#### RECORD EXTRACTS:
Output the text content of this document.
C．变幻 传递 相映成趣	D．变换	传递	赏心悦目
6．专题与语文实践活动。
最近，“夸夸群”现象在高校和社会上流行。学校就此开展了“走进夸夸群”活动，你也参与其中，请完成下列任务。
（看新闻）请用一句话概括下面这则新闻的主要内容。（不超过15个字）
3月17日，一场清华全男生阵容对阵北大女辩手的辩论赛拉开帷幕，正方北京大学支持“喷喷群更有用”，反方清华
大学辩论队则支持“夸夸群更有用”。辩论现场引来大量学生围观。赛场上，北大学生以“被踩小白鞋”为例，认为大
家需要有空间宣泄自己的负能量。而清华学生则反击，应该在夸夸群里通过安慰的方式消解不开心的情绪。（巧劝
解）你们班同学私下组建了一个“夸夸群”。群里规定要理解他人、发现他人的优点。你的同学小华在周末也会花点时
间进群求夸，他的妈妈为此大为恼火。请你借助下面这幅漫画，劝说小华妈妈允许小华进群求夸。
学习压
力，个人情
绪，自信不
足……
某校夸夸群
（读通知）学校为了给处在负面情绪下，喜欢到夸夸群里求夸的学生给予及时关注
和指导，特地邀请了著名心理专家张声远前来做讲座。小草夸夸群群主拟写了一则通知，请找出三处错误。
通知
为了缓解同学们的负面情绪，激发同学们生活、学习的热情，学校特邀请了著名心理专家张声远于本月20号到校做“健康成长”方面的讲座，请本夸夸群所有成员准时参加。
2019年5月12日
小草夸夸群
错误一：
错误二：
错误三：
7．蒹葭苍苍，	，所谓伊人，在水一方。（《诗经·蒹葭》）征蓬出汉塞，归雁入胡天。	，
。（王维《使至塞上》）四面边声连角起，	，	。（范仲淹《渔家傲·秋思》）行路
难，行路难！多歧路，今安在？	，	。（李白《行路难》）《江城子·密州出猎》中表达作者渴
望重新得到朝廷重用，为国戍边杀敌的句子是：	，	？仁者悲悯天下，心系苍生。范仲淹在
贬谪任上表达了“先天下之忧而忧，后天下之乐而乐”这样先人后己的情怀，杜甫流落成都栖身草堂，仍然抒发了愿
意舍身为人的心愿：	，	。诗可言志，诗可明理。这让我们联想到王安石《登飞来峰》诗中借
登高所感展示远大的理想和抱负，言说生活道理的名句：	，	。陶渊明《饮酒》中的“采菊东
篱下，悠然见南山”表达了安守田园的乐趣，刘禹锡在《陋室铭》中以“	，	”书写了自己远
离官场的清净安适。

#### WHAT YOU WILL DO:
Reproduce the material verbatim, line by line.

#### EXERCISE OUTPUT:
Output the text content of this document.
C．变幻 传递 相映成趣	D．变换	传递	赏心悦目
6．专题与语文实践活动。
最近，“夸夸群”现象在高校和社会上流行。学校就此开展了“走进夸夸群”活动，你也参与其中，请完成下列任务。
（看新闻）请用一句话概括下面这则新闻的主要内容。（不超过15个字）
3月17日，一场清华全男生阵容对阵北大女辩手的辩论赛拉开帷幕，正方北京大学支持“喷喷群更有用”，反方清华
大学辩论队则支持“夸夸群更有用”。辩论现场引来大量学生围观。赛场上，北大学生以“被踩小白鞋”为例，认为大
家需要有空间宣泄自己的负能量。而清华学生则反击，应该在夸夸群里通过安慰的方式消解不开心的情绪。（巧劝
解）你们班同学私下组建了一个“夸夸群”。群里规定要理解他人、发现他人的优点。你的同学小华在周末也会花点时
间进群求夸，他的妈妈为此大为恼火。请你借助下面这幅漫画，劝说小华妈妈允许小华进群求夸。
学习压
力，个人情
绪，自信不
足……
某校夸夸群
（读通知）学校为了给处在负面情绪下，喜欢到夸夸群里求夸的学生给予及时关注
和指导，特地邀请了著名心理专家张声远前来做讲座。小草夸夸群群主拟写了一则通知，请找出三处错误。
通知
为了缓解同学们的负面情绪，激发同学们生活、学习的热情，学校特邀请了著名心理专家张声远于本月20号到校做“健康成长”方面的讲座，请本夸夸群所有成员准时参加。
2019年5月12日
小草夸夸群
错误一：
错误二：
错误三：
7．蒹葭苍苍，	，所谓伊人，在水一方。（《诗经·蒹葭》）征蓬出汉塞，归雁入胡天。	，
。（王维《使至塞上》）四面边声连角起，	，	。（范仲淹《渔家傲·秋思》）行路
难，行路难！多歧路，今安在？	，	。（李白《行路难》）《江城子·密州出猎》中表达作者渴
望重新得到朝廷重用，为国戍边杀敌的句子是：	，	？仁者悲悯天下，心系苍生。范仲淹在
贬谪任上表达了“先天下之忧而忧，后天下之乐而乐”这样先人后己的情怀，杜甫流落成都栖身草堂，仍然抒发了愿
意舍身为人的心愿：	，	。诗可言志，诗可明理。这让我们联想到王安石《登飞来峰》诗中借
登高所感展示远大的理想和抱负，言说生活道理的名句：	，	。陶渊明《饮酒》中的“采菊东
篱下，悠然见南山”表达了安守田园的乐趣，刘禹锡在《陋室铭》中以“	，	”书写了自己远
离官场的清净安适。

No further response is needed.